• **Texto da página**
- - - -
PUBLICADO EM 5 e 6 DE AGOSTO DE 2017

TEXTO

Siliane Vieira

siliane.vieira@pioneiro.com


IMAGENS

Diogo Sallaberry

diogo.sallaberry@pioneiro.com

Felipe Nyland

felipe.nyland@pioneiro.com

Bananeira Filmes, divulgação


INFOGRAFIA

Guilherme Ferrari

Tu vai ver que tem bastante mato, pode entrar que é ali mesmo, no meio do mato – sentencia Diva De Bona Peroni, 55 anos, ao explicar o endereço da Casa De Bona para a reportagem. De fato, a propriedade, que fica na localidade de Vila Jansen, interior de Farroupilha, é envolta por muita vegetação. Mas poucos metros depois da entrada principal, a humilde definição dada pela proprietária logo cai por terra. Numa clareira em meio à natureza, surge uma imponente casa com porão de pedra e dois andares de madeira, levantados em 1888. É como se tivéssemos encontrado um cenário de filme de época ali no “meio do mato”. E essa não é só uma figura de linguagem.

A mesma Casa De Bona que fica ao acesso dos caxienses, distante cerca de 40 minutos de carro, também vai rodar o mundo nas telas de cinema, pois foi locação para O Filme da Minha Vida, estreia desta semana. A obra, dirigida por Selton Mello, foi gravada inteiramente na Serra, exaltando o potencial estético das nossas colônias. Além de Farroupilha, o filme usou cenários de Monte Belo do Sul, Garibaldi, Cotiporã, Santa Tereza, Bento Gonçalves e Veranópolis. 

No longa, a Casa De Bona se transformou na residência da família de Paco, personagem vivido por Selton. A indicação foi do porto-alegrense Glauco Urbim, que já trabalhou em diversas produções com locações na Serra. Foi também por intermédio dele que a edificação apareceu na série televisiva Decamerão, que foi ao ar em 2009.

– Foi aqui dessa janela que a Deborah Secco se jogou – conta Diva, entrando no mesmo quarto que uma vez foi de seus pais e onde ela mesma nasceu.

Se há oito anos a casa foi “frequentada” por Deborah, Lázaro Ramos, Drica Moraes e Tonico Pereira, desta vez foram Selton Mello e Johnny Massaro os principais astros a desfilar por lá. As gravações de O Filme da Minha Vida foram realizadas em 2015, mas o diretor já tinha visitado a localidade cerca de seis meses antes.
- - - -
• **Material fornecido**
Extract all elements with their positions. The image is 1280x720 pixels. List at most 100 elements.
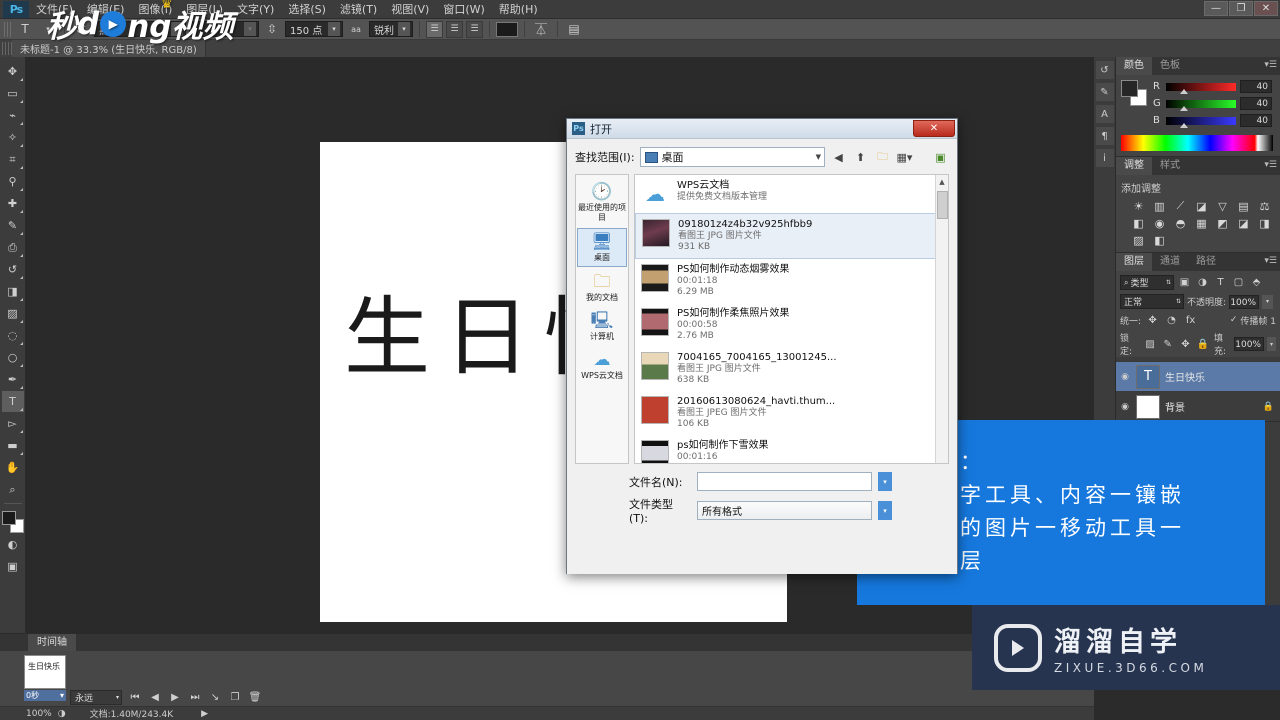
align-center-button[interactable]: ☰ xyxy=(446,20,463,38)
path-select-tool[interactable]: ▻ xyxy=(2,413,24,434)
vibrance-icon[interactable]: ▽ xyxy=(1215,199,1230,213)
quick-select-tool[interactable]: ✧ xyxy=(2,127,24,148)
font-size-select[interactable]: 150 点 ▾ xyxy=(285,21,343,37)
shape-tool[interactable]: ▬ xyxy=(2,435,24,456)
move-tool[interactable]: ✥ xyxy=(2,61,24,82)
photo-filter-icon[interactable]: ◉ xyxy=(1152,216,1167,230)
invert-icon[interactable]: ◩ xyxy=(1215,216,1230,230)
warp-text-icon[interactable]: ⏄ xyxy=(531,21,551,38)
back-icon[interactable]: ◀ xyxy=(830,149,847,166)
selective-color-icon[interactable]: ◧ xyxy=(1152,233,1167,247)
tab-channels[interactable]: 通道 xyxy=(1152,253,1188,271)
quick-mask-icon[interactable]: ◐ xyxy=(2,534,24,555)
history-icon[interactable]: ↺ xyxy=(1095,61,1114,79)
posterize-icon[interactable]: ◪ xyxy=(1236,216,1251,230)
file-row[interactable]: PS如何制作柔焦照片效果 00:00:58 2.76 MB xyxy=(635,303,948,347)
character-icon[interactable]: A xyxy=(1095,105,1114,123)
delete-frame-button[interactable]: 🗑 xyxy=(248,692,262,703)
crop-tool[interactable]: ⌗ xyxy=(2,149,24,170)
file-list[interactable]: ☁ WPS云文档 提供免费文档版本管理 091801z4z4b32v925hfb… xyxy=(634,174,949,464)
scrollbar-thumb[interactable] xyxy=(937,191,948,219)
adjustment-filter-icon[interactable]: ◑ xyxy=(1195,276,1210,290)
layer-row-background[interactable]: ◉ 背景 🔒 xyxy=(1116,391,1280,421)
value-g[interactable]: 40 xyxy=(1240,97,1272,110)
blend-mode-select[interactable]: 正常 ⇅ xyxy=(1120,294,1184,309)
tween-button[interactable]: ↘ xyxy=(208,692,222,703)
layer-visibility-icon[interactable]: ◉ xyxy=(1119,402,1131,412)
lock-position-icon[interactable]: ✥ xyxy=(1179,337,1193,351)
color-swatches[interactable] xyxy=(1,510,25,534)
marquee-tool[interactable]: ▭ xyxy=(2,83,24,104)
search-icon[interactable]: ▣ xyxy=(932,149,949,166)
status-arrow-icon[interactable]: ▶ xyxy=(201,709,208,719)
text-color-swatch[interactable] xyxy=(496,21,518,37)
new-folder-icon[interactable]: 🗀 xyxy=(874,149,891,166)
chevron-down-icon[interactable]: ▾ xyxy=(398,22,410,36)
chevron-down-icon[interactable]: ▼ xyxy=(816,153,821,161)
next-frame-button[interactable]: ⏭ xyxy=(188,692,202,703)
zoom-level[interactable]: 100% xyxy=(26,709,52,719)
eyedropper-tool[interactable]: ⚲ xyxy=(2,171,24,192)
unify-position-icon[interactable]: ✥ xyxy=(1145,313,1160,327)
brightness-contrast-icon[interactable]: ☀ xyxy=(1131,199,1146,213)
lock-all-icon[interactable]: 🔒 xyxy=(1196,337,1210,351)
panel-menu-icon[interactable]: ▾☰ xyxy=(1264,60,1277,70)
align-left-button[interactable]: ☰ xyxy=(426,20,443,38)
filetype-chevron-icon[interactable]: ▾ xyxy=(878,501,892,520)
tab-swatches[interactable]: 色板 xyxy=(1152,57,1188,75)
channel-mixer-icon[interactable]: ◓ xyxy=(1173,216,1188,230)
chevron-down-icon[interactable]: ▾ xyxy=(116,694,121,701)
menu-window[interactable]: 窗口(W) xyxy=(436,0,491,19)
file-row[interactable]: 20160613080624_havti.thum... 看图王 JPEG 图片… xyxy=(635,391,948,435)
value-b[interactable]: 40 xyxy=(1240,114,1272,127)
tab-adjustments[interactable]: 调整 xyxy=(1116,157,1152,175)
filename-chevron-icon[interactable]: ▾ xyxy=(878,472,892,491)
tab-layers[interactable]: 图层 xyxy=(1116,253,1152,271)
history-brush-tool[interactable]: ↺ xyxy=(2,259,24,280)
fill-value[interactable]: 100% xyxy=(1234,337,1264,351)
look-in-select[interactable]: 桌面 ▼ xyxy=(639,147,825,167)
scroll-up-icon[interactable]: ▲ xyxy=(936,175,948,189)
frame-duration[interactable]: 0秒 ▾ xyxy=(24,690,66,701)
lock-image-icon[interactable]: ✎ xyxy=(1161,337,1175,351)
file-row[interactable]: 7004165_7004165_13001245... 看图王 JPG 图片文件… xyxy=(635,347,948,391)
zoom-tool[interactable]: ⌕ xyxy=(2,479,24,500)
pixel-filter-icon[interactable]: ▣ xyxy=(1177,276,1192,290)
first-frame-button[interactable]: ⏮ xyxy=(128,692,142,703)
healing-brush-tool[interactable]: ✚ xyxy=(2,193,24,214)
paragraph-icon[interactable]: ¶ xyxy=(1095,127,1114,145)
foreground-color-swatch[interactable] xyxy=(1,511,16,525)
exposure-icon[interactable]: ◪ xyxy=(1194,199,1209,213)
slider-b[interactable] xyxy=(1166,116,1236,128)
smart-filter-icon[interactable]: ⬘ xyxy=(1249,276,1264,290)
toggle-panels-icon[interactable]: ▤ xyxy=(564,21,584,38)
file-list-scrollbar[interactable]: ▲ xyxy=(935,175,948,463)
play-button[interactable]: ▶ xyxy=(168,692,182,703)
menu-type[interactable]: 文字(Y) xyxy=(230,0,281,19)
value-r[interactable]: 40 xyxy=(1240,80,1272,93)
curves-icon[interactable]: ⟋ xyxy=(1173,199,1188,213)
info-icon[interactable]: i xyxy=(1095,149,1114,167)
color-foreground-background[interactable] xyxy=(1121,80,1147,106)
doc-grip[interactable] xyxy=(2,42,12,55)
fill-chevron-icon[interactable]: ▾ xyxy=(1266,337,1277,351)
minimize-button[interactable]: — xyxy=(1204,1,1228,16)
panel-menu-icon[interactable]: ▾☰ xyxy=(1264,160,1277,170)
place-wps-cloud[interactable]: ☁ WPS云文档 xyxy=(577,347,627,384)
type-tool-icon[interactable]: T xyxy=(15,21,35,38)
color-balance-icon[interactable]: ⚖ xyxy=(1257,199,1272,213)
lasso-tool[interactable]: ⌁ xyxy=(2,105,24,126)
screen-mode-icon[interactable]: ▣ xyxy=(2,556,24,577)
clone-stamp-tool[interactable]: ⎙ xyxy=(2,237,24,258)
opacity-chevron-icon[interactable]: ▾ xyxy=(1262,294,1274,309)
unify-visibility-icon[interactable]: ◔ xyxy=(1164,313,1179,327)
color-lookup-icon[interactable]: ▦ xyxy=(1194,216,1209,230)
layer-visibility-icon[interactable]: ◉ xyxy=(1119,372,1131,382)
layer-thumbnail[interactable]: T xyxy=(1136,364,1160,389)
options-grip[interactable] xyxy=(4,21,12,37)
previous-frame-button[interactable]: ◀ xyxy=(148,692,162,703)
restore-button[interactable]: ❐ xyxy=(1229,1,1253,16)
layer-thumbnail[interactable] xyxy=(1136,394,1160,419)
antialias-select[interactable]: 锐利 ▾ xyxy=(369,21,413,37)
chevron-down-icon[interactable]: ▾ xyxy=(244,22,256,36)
- - - -
Por favor, reproduza sem nenhuma alteração o trecho da reportagem sobre a Casa De Bona que começa em "Tu vai ver que" e segue até "figura de linguagem.".

Tu vai ver que tem bastante mato, pode entrar que é ali mesmo, no meio do mato – sentencia Diva De Bona Peroni, 55 anos, ao explicar o endereço da Casa De Bona para a reportagem. De fato, a propriedade, que fica na localidade de Vila Jansen, interior de Farroupilha, é envolta por muita vegetação. Mas poucos metros depois da entrada principal, a humilde definição dada pela proprietária logo cai por terra. Numa clareira em meio à natureza, surge uma imponente casa com porão de pedra e dois andares de madeira, levantados em 1888. É como se tivéssemos encontrado um cenário de filme de época ali no “meio do mato”. E essa não é só uma figura de linguagem.